- _GIVEN PROBLEM_: Return each entry exactly, with none missing.

Extracted records
**********

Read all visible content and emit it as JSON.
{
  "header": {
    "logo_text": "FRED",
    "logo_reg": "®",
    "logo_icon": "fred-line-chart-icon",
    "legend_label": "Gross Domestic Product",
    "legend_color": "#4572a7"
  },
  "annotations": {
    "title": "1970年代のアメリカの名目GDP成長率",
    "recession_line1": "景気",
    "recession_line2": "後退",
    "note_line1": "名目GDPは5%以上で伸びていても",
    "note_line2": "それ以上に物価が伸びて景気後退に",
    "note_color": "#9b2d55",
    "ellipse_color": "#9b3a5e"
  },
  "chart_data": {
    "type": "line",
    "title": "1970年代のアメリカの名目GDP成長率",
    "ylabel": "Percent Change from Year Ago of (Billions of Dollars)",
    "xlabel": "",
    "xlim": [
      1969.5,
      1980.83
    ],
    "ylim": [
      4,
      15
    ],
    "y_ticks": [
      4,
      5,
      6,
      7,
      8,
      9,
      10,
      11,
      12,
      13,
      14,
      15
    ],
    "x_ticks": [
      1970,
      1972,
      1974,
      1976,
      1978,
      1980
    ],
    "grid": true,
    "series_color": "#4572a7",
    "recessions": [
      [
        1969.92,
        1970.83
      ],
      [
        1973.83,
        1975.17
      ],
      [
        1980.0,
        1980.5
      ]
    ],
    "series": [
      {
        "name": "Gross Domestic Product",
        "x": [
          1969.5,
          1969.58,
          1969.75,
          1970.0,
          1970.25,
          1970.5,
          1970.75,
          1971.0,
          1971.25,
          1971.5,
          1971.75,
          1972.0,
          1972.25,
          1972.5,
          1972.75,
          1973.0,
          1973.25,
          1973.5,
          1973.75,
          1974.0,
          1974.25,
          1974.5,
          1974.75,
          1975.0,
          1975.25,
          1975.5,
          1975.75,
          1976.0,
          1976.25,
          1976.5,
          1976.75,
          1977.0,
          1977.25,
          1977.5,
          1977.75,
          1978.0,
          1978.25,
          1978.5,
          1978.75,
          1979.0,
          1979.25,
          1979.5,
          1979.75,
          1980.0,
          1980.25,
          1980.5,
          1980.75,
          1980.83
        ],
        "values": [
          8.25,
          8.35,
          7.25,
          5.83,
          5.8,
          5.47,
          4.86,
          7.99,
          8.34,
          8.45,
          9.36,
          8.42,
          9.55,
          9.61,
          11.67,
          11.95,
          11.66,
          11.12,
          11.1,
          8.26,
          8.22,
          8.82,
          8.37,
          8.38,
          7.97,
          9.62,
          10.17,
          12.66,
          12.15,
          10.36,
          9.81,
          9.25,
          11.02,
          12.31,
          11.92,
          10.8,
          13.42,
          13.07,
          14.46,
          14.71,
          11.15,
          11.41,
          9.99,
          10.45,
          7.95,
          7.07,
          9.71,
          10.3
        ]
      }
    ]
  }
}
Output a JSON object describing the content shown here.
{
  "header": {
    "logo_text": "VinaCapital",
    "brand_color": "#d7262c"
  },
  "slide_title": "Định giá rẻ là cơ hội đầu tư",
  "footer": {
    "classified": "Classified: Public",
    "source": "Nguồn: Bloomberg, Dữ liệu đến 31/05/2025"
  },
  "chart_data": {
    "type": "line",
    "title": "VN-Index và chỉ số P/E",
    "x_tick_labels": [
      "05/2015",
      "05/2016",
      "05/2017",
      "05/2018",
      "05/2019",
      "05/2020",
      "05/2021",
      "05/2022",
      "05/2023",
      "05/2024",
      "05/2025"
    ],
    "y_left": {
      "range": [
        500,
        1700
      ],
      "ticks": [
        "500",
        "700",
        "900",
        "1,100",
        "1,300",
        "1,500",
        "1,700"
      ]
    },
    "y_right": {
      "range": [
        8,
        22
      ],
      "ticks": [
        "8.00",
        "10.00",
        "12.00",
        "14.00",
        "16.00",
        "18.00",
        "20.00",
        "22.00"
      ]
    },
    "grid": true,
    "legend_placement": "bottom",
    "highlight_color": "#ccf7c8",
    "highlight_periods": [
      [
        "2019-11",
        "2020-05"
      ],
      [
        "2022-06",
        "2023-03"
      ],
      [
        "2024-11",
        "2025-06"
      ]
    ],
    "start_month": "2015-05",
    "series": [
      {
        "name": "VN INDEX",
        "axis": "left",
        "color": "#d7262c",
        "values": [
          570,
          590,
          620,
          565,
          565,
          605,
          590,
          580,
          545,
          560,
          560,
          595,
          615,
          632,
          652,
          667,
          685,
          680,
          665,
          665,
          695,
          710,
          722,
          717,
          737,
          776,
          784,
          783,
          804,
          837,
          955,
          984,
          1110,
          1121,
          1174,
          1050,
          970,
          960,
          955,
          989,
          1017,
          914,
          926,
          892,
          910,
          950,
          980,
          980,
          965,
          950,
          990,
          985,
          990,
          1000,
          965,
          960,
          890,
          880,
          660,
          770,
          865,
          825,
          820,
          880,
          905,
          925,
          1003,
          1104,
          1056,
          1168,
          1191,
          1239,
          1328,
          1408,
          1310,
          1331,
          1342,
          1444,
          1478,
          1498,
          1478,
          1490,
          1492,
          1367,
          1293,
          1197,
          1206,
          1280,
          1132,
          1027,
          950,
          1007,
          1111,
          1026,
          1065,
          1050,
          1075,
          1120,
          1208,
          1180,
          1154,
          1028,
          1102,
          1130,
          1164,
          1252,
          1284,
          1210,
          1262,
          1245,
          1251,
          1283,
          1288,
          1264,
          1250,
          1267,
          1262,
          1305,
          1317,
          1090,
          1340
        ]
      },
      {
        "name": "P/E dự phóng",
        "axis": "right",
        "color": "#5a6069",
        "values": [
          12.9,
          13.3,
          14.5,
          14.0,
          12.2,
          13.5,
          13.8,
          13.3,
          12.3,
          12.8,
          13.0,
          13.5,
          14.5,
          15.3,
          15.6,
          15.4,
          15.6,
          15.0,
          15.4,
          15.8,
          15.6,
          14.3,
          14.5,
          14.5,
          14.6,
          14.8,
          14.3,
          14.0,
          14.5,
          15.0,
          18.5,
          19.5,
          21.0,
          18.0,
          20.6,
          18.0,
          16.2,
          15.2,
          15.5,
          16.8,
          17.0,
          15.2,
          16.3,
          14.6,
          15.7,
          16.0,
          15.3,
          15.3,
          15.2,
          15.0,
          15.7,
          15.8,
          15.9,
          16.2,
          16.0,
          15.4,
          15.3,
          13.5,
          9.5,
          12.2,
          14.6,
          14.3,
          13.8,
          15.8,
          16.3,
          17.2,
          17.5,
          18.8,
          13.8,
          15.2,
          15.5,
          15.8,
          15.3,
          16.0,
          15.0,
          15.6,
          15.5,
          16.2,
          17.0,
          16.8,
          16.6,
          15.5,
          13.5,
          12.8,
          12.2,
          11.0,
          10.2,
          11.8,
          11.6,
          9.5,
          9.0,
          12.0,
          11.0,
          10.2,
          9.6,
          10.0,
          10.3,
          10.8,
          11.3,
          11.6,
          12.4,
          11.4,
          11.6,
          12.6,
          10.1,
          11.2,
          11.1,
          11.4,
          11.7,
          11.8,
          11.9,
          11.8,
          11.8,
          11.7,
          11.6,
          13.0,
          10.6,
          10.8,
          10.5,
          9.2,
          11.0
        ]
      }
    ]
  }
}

**********

- _SOLUTION TO THIS TASK_:
Read all visible content and emit it as JSON.
{
  "header": {
    "logo_text": "FRED",
    "logo_reg": "®",
    "logo_icon": "fred-line-chart-icon",
    "legend_label": "Gross Domestic Product",
    "legend_color": "#4572a7"
  },
  "annotations": {
    "title": "1970年代のアメリカの名目GDP成長率",
    "recession_line1": "景気",
    "recession_line2": "後退",
    "note_line1": "名目GDPは5%以上で伸びていても",
    "note_line2": "それ以上に物価が伸びて景気後退に",
    "note_color": "#9b2d55",
    "ellipse_color": "#9b3a5e"
  },
  "chart_data": {
    "type": "line",
    "title": "1970年代のアメリカの名目GDP成長率",
    "ylabel": "Percent Change from Year Ago of (Billions of Dollars)",
    "xlabel": "",
    "xlim": [
      1969.5,
      1980.83
    ],
    "ylim": [
      4,
      15
    ],
    "y_ticks": [
      4,
      5,
      6,
      7,
      8,
      9,
      10,
      11,
      12,
      13,
      14,
      15
    ],
    "x_ticks": [
      1970,
      1972,
      1974,
      1976,
      1978,
      1980
    ],
    "grid": true,
    "series_color": "#4572a7",
    "recessions": [
      [
        1969.92,
        1970.83
      ],
      [
        1973.83,
        1975.17
      ],
      [
        1980.0,
        1980.5
      ]
    ],
    "series": [
      {
        "name": "Gross Domestic Product",
        "x": [
          1969.5,
          1969.58,
          1969.75,
          1970.0,
          1970.25,
          1970.5,
          1970.75,
          1971.0,
          1971.25,
          1971.5,
          1971.75,
          1972.0,
          1972.25,
          1972.5,
          1972.75,
          1973.0,
          1973.25,
          1973.5,
          1973.75,
          1974.0,
          1974.25,
          1974.5,
          1974.75,
          1975.0,
          1975.25,
          1975.5,
          1975.75,
          1976.0,
          1976.25,
          1976.5,
          1976.75,
          1977.0,
          1977.25,
          1977.5,
          1977.75,
          1978.0,
          1978.25,
          1978.5,
          1978.75,
          1979.0,
          1979.25,
          1979.5,
          1979.75,
          1980.0,
          1980.25,
          1980.5,
          1980.75,
          1980.83
        ],
        "values": [
          8.25,
          8.35,
          7.25,
          5.83,
          5.8,
          5.47,
          4.86,
          7.99,
          8.34,
          8.45,
          9.36,
          8.42,
          9.55,
          9.61,
          11.67,
          11.95,
          11.66,
          11.12,
          11.1,
          8.26,
          8.22,
          8.82,
          8.37,
          8.38,
          7.97,
          9.62,
          10.17,
          12.66,
          12.15,
          10.36,
          9.81,
          9.25,
          11.02,
          12.31,
          11.92,
          10.8,
          13.42,
          13.07,
          14.46,
          14.71,
          11.15,
          11.41,
          9.99,
          10.45,
          7.95,
          7.07,
          9.71,
          10.3
        ]
      }
    ]
  }
}
Output a JSON object describing the content shown here.
{
  "header": {
    "logo_text": "VinaCapital",
    "brand_color": "#d7262c"
  },
  "slide_title": "Định giá rẻ là cơ hội đầu tư",
  "footer": {
    "classified": "Classified: Public",
    "source": "Nguồn: Bloomberg, Dữ liệu đến 31/05/2025"
  },
  "chart_data": {
    "type": "line",
    "title": "VN-Index và chỉ số P/E",
    "x_tick_labels": [
      "05/2015",
      "05/2016",
      "05/2017",
      "05/2018",
      "05/2019",
      "05/2020",
      "05/2021",
      "05/2022",
      "05/2023",
      "05/2024",
      "05/2025"
    ],
    "y_left": {
      "range": [
        500,
        1700
      ],
      "ticks": [
        "500",
        "700",
        "900",
        "1,100",
        "1,300",
        "1,500",
        "1,700"
      ]
    },
    "y_right": {
      "range": [
        8,
        22
      ],
      "ticks": [
        "8.00",
        "10.00",
        "12.00",
        "14.00",
        "16.00",
        "18.00",
        "20.00",
        "22.00"
      ]
    },
    "grid": true,
    "legend_placement": "bottom",
    "highlight_color": "#ccf7c8",
    "highlight_periods": [
      [
        "2019-11",
        "2020-05"
      ],
      [
        "2022-06",
        "2023-03"
      ],
      [
        "2024-11",
        "2025-06"
      ]
    ],
    "start_month": "2015-05",
    "series": [
      {
        "name": "VN INDEX",
        "axis": "left",
        "color": "#d7262c",
        "values": [
          570,
          590,
          620,
          565,
          565,
          605,
          590,
          580,
          545,
          560,
          560,
          595,
          615,
          632,
          652,
          667,
          685,
          680,
          665,
          665,
          695,
          710,
          722,
          717,
          737,
          776,
          784,
          783,
          804,
          837,
          955,
          984,
          1110,
          1121,
          1174,
          1050,
          970,
          960,
          955,
          989,
          1017,
          914,
          926,
          892,
          910,
          950,
          980,
          980,
          965,
          950,
          990,
          985,
          990,
          1000,
          965,
          960,
          890,
          880,
          660,
          770,
          865,
          825,
          820,
          880,
          905,
          925,
          1003,
          1104,
          1056,
          1168,
          1191,
          1239,
          1328,
          1408,
          1310,
          1331,
          1342,
          1444,
          1478,
          1498,
          1478,
          1490,
          1492,
          1367,
          1293,
          1197,
          1206,
          1280,
          1132,
          1027,
          950,
          1007,
          1111,
          1026,
          1065,
          1050,
          1075,
          1120,
          1208,
          1180,
          1154,
          1028,
          1102,
          1130,
          1164,
          1252,
          1284,
          1210,
          1262,
          1245,
          1251,
          1283,
          1288,
          1264,
          1250,
          1267,
          1262,
          1305,
          1317,
          1090,
          1340
        ]
      },
      {
        "name": "P/E dự phóng",
        "axis": "right",
        "color": "#5a6069",
        "values": [
          12.9,
          13.3,
          14.5,
          14.0,
          12.2,
          13.5,
          13.8,
          13.3,
          12.3,
          12.8,
          13.0,
          13.5,
          14.5,
          15.3,
          15.6,
          15.4,
          15.6,
          15.0,
          15.4,
          15.8,
          15.6,
          14.3,
          14.5,
          14.5,
          14.6,
          14.8,
          14.3,
          14.0,
          14.5,
          15.0,
          18.5,
          19.5,
          21.0,
          18.0,
          20.6,
          18.0,
          16.2,
          15.2,
          15.5,
          16.8,
          17.0,
          15.2,
          16.3,
          14.6,
          15.7,
          16.0,
          15.3,
          15.3,
          15.2,
          15.0,
          15.7,
          15.8,
          15.9,
          16.2,
          16.0,
          15.4,
          15.3,
          13.5,
          9.5,
          12.2,
          14.6,
          14.3,
          13.8,
          15.8,
          16.3,
          17.2,
          17.5,
          18.8,
          13.8,
          15.2,
          15.5,
          15.8,
          15.3,
          16.0,
          15.0,
          15.6,
          15.5,
          16.2,
          17.0,
          16.8,
          16.6,
          15.5,
          13.5,
          12.8,
          12.2,
          11.0,
          10.2,
          11.8,
          11.6,
          9.5,
          9.0,
          12.0,
          11.0,
          10.2,
          9.6,
          10.0,
          10.3,
          10.8,
          11.3,
          11.6,
          12.4,
          11.4,
          11.6,
          12.6,
          10.1,
          11.2,
          11.1,
          11.4,
          11.7,
          11.8,
          11.9,
          11.8,
          11.8,
          11.7,
          11.6,
          13.0,
          10.6,
          10.8,
          10.5,
          9.2,
          11.0
        ]
      }
    ]
  }
}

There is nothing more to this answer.